§ The request: Quote every line of the material beneath this one.

§ Data supplied:
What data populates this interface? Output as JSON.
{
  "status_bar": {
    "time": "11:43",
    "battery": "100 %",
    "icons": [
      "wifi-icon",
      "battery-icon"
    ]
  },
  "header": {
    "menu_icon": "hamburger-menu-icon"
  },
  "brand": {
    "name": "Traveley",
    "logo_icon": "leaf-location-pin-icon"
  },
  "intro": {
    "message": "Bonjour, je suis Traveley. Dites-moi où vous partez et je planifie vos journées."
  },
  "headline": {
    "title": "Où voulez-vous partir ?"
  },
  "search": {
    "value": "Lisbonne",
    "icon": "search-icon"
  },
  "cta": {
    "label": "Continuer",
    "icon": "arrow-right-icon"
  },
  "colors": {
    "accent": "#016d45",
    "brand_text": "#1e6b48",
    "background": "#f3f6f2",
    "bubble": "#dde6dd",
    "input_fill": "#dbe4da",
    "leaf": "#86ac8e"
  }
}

§ Answer to this task:
What data populates this interface? Output as JSON.
{
  "status_bar": {
    "time": "11:43",
    "battery": "100 %",
    "icons": [
      "wifi-icon",
      "battery-icon"
    ]
  },
  "header": {
    "menu_icon": "hamburger-menu-icon"
  },
  "brand": {
    "name": "Traveley",
    "logo_icon": "leaf-location-pin-icon"
  },
  "intro": {
    "message": "Bonjour, je suis Traveley. Dites-moi où vous partez et je planifie vos journées."
  },
  "headline": {
    "title": "Où voulez-vous partir ?"
  },
  "search": {
    "value": "Lisbonne",
    "icon": "search-icon"
  },
  "cta": {
    "label": "Continuer",
    "icon": "arrow-right-icon"
  },
  "colors": {
    "accent": "#016d45",
    "brand_text": "#1e6b48",
    "background": "#f3f6f2",
    "bubble": "#dde6dd",
    "input_fill": "#dbe4da",
    "leaf": "#86ac8e"
  }
}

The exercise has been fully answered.